Provided information:

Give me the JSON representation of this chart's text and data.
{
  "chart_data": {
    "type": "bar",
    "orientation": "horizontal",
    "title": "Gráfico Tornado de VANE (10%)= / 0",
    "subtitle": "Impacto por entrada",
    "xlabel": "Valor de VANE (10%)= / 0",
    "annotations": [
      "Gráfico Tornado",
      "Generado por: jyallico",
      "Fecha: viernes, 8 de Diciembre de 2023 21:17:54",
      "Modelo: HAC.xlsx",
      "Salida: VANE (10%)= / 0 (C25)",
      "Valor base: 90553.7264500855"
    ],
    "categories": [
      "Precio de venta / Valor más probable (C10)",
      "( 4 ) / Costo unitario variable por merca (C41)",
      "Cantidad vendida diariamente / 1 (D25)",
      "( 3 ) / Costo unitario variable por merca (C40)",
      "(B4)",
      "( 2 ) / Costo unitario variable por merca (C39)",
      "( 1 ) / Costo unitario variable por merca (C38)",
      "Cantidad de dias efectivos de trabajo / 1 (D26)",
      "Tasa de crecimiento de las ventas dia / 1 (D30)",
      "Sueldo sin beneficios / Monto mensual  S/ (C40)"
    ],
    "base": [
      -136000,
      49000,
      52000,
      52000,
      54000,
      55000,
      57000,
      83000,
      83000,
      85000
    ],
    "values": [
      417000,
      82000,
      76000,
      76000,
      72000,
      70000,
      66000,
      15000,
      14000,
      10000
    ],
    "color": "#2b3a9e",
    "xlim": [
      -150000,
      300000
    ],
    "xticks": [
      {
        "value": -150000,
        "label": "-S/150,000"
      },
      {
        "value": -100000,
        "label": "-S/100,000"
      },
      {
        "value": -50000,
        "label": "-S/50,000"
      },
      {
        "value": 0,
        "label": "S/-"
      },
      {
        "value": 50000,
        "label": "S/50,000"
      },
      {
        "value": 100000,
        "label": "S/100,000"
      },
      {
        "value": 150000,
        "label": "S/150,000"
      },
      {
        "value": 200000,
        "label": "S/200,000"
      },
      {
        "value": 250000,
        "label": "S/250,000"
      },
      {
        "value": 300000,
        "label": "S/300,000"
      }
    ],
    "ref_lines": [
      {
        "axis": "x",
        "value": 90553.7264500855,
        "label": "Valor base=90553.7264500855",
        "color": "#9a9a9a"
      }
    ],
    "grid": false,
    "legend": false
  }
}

Task requirements:
Print the listing above in full, exactly as it is.

Written answer:
Give me the JSON representation of this chart's text and data.
{
  "chart_data": {
    "type": "bar",
    "orientation": "horizontal",
    "title": "Gráfico Tornado de VANE (10%)= / 0",
    "subtitle": "Impacto por entrada",
    "xlabel": "Valor de VANE (10%)= / 0",
    "annotations": [
      "Gráfico Tornado",
      "Generado por: jyallico",
      "Fecha: viernes, 8 de Diciembre de 2023 21:17:54",
      "Modelo: HAC.xlsx",
      "Salida: VANE (10%)= / 0 (C25)",
      "Valor base: 90553.7264500855"
    ],
    "categories": [
      "Precio de venta / Valor más probable (C10)",
      "( 4 ) / Costo unitario variable por merca (C41)",
      "Cantidad vendida diariamente / 1 (D25)",
      "( 3 ) / Costo unitario variable por merca (C40)",
      "(B4)",
      "( 2 ) / Costo unitario variable por merca (C39)",
      "( 1 ) / Costo unitario variable por merca (C38)",
      "Cantidad de dias efectivos de trabajo / 1 (D26)",
      "Tasa de crecimiento de las ventas dia / 1 (D30)",
      "Sueldo sin beneficios / Monto mensual  S/ (C40)"
    ],
    "base": [
      -136000,
      49000,
      52000,
      52000,
      54000,
      55000,
      57000,
      83000,
      83000,
      85000
    ],
    "values": [
      417000,
      82000,
      76000,
      76000,
      72000,
      70000,
      66000,
      15000,
      14000,
      10000
    ],
    "color": "#2b3a9e",
    "xlim": [
      -150000,
      300000
    ],
    "xticks": [
      {
        "value": -150000,
        "label": "-S/150,000"
      },
      {
        "value": -100000,
        "label": "-S/100,000"
      },
      {
        "value": -50000,
        "label": "-S/50,000"
      },
      {
        "value": 0,
        "label": "S/-"
      },
      {
        "value": 50000,
        "label": "S/50,000"
      },
      {
        "value": 100000,
        "label": "S/100,000"
      },
      {
        "value": 150000,
        "label": "S/150,000"
      },
      {
        "value": 200000,
        "label": "S/200,000"
      },
      {
        "value": 250000,
        "label": "S/250,000"
      },
      {
        "value": 300000,
        "label": "S/300,000"
      }
    ],
    "ref_lines": [
      {
        "axis": "x",
        "value": 90553.7264500855,
        "label": "Valor base=90553.7264500855",
        "color": "#9a9a9a"
      }
    ],
    "grid": false,
    "legend": false
  }
}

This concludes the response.